Task instructions: Locate the word "Heating" in the data below, then copy every line that holds it.
#### Extracted data ####
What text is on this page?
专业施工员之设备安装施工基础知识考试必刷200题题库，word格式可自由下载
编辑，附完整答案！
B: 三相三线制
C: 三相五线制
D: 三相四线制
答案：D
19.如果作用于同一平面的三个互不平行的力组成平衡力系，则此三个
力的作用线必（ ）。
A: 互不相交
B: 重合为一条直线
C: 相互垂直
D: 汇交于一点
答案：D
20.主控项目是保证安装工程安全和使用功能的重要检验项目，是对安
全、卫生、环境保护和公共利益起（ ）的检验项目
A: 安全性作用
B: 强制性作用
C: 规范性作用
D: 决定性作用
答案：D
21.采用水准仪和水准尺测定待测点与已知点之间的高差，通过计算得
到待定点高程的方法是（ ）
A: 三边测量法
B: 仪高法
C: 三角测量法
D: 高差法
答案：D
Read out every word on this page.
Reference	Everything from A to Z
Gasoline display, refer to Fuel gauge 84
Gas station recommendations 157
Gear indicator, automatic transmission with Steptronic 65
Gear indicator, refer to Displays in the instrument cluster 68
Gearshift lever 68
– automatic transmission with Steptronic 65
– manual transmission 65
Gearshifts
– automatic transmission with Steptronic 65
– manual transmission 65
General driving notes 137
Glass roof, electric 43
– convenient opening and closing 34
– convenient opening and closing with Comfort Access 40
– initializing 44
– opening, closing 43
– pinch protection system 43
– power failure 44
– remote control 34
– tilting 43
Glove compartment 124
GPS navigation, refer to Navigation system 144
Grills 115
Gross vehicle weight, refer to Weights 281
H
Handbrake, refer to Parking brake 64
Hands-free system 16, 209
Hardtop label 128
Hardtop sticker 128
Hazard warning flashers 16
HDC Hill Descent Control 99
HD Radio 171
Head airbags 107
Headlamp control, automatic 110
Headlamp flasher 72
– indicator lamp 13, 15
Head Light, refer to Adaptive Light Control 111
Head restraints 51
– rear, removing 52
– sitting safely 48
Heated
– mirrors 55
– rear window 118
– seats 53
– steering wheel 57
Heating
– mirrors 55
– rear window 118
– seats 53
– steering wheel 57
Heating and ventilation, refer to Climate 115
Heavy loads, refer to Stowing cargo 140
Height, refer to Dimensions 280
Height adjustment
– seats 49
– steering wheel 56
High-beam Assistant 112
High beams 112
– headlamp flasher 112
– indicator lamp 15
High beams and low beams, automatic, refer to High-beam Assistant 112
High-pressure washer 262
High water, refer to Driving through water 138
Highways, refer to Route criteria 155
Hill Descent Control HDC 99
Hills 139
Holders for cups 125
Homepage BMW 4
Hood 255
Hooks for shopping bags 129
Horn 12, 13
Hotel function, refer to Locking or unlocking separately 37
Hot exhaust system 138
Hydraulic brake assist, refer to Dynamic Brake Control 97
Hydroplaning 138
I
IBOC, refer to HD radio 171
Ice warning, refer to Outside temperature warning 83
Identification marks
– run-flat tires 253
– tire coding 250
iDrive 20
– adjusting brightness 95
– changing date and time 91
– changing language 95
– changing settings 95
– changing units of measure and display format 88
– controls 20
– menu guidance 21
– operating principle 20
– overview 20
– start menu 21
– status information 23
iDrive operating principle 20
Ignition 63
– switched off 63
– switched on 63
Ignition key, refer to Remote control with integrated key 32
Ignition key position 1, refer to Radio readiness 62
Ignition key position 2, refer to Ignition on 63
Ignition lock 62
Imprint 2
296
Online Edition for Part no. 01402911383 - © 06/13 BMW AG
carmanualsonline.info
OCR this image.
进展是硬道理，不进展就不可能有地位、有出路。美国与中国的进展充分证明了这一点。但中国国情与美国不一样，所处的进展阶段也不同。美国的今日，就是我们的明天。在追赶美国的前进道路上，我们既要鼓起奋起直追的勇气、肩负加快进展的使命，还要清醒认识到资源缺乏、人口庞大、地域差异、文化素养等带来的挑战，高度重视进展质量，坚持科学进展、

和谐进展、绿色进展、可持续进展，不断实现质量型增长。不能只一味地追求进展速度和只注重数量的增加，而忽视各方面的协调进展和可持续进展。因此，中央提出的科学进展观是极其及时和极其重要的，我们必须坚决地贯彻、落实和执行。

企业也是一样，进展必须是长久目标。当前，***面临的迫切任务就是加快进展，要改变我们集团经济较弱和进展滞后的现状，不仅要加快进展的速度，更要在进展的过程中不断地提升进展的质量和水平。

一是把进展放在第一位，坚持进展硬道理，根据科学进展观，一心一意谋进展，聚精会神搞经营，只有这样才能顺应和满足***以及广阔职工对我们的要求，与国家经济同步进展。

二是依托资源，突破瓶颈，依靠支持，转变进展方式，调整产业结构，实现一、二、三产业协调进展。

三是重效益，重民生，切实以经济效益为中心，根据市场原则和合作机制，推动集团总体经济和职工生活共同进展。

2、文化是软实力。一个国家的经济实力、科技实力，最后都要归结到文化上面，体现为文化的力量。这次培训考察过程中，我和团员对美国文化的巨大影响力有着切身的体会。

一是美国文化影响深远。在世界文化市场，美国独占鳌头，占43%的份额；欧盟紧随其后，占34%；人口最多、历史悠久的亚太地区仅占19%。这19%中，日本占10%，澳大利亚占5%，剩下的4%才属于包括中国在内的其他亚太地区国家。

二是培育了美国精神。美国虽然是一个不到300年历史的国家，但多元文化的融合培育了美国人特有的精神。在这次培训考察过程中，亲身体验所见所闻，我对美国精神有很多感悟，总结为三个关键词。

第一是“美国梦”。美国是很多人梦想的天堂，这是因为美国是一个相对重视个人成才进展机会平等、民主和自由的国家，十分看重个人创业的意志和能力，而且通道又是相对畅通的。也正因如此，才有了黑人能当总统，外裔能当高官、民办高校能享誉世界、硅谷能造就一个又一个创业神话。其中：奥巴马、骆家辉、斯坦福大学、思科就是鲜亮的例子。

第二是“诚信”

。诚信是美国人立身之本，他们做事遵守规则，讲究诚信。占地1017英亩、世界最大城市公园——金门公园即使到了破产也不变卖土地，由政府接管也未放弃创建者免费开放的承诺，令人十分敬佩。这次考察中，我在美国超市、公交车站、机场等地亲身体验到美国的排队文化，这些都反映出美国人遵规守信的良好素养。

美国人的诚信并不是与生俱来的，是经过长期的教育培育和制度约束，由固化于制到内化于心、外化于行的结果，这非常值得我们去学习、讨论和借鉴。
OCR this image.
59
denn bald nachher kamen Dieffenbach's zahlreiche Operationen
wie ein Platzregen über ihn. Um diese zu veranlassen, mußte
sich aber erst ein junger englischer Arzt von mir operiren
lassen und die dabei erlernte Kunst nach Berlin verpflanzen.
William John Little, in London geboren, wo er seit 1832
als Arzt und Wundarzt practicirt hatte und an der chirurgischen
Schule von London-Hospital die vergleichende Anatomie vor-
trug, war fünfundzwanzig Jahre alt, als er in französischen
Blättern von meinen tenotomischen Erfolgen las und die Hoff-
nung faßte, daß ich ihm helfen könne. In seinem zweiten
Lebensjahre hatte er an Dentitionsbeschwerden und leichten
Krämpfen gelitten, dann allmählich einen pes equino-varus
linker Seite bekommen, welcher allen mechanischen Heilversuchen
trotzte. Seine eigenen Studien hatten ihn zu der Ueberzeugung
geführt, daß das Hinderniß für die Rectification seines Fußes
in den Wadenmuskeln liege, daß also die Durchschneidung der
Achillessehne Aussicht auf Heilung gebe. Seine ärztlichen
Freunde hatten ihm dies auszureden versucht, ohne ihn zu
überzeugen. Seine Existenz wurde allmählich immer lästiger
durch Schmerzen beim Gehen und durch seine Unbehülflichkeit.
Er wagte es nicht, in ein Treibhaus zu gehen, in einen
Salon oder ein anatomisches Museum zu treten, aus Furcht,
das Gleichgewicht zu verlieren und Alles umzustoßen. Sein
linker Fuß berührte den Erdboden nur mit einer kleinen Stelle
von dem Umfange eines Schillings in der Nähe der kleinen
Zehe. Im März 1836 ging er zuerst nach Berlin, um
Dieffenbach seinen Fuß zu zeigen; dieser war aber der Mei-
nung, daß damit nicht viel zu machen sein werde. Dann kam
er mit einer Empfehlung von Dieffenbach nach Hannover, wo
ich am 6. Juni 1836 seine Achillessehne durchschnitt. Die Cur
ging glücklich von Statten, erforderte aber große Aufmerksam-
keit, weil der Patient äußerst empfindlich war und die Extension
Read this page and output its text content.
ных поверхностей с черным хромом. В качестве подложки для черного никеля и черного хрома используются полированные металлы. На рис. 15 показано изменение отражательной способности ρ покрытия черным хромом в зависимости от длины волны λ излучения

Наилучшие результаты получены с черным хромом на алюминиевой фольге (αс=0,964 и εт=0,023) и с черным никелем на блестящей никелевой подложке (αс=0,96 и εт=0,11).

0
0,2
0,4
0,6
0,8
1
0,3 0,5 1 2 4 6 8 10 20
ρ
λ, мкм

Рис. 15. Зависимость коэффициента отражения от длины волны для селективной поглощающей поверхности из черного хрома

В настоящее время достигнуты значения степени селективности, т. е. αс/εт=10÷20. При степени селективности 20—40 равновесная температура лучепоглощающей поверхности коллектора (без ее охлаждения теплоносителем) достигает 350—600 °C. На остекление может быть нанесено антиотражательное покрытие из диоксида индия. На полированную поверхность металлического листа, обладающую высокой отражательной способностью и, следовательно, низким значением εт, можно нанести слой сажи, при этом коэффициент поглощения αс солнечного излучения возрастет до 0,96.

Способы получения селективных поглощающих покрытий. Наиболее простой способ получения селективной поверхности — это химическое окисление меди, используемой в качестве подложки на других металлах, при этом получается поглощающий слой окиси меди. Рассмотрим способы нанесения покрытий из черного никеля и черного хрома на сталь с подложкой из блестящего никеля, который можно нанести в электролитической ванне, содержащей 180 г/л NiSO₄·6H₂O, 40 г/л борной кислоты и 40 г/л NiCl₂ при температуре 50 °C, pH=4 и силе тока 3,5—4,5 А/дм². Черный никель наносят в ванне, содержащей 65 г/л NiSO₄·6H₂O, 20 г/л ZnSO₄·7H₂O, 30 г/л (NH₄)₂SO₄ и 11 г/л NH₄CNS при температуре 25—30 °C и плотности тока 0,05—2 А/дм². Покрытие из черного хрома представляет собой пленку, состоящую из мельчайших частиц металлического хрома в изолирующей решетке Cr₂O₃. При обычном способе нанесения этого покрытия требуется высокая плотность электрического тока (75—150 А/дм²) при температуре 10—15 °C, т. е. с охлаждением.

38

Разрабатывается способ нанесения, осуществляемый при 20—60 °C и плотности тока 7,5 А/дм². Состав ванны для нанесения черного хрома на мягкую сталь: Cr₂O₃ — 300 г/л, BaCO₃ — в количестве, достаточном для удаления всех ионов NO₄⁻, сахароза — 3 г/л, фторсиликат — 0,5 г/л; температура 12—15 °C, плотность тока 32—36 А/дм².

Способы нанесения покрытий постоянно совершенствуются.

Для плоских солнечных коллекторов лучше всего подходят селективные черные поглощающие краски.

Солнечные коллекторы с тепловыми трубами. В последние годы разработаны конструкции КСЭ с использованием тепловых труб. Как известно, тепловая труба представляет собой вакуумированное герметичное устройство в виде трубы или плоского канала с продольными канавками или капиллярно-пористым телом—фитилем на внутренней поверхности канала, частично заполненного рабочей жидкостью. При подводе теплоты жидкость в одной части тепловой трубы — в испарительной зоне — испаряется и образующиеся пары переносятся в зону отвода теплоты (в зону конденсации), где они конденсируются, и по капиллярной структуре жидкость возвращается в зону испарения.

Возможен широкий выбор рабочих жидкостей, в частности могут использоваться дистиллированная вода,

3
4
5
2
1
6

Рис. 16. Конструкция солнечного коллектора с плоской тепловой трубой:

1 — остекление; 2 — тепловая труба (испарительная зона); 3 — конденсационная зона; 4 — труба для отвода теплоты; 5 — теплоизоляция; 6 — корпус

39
####
Completed exercise:
Heating
Heating and ventilation, refer to Climate 115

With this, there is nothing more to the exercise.